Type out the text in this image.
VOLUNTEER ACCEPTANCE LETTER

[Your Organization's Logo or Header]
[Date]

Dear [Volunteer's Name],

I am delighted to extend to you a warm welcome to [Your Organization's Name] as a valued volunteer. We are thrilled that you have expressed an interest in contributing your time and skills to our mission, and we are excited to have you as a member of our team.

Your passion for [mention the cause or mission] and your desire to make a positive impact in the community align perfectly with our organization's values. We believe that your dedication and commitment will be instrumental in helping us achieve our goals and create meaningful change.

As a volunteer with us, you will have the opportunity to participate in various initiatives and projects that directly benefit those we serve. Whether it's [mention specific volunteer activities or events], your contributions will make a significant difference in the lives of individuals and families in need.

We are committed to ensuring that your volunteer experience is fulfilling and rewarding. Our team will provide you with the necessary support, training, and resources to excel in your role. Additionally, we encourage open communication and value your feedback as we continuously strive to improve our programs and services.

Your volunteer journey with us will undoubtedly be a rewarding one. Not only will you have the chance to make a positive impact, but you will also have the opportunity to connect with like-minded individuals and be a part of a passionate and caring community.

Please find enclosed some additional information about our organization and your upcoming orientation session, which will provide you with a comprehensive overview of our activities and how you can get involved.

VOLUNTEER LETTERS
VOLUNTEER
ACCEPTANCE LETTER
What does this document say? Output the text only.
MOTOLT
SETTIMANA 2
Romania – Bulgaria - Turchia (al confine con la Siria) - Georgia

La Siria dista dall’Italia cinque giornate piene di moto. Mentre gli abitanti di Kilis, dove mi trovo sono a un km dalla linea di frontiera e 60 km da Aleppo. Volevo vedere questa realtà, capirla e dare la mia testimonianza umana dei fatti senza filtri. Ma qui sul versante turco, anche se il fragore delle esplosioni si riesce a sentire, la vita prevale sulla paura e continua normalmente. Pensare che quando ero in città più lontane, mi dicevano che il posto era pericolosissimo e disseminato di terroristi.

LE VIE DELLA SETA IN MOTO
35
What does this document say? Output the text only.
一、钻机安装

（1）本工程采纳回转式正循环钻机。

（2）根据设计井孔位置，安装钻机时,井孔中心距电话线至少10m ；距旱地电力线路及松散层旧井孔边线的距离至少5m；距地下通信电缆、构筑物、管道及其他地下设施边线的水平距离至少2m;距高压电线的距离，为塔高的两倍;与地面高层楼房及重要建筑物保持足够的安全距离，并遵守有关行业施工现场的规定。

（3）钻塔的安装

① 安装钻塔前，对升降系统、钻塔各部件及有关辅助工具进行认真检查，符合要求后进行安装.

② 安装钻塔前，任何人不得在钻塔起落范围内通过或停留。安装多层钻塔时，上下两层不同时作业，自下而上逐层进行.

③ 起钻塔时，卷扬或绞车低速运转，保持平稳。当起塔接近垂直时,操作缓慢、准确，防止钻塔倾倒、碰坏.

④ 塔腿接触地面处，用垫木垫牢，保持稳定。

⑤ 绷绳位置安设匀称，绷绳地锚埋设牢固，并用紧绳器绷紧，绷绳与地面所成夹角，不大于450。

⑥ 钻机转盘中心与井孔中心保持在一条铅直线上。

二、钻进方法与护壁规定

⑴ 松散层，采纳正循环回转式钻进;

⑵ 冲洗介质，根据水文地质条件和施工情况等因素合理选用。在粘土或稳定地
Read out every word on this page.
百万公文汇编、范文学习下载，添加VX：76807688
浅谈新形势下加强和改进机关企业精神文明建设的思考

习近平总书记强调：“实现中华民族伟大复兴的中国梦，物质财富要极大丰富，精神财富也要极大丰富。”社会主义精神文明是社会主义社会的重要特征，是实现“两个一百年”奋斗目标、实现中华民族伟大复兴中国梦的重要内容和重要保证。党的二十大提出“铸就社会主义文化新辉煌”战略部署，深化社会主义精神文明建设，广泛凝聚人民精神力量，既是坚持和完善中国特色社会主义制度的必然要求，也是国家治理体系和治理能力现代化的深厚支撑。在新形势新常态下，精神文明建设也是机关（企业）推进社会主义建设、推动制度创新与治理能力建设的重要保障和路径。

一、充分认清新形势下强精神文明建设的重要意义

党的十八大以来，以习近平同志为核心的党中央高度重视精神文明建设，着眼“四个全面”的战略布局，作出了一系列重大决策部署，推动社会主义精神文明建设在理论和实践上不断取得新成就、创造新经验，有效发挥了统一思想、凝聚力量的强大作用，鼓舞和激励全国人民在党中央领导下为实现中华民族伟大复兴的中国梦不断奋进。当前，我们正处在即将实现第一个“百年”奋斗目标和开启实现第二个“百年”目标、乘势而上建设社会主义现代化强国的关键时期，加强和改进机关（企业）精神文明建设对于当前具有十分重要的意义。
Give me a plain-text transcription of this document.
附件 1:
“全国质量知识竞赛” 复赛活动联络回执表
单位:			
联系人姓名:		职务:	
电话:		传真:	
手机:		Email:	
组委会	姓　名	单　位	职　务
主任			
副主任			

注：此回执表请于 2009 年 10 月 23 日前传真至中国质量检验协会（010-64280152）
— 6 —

_ _ _ _ _ _ _

Check each line of the records above for "this", and copy those that have it.

ANSWER IN FULL:
Type out the text in this image.
What does this document say? Output the text only.
What does this document say? Output the text only.
Read out every word on this page.
Give me a plain-text transcription of this document.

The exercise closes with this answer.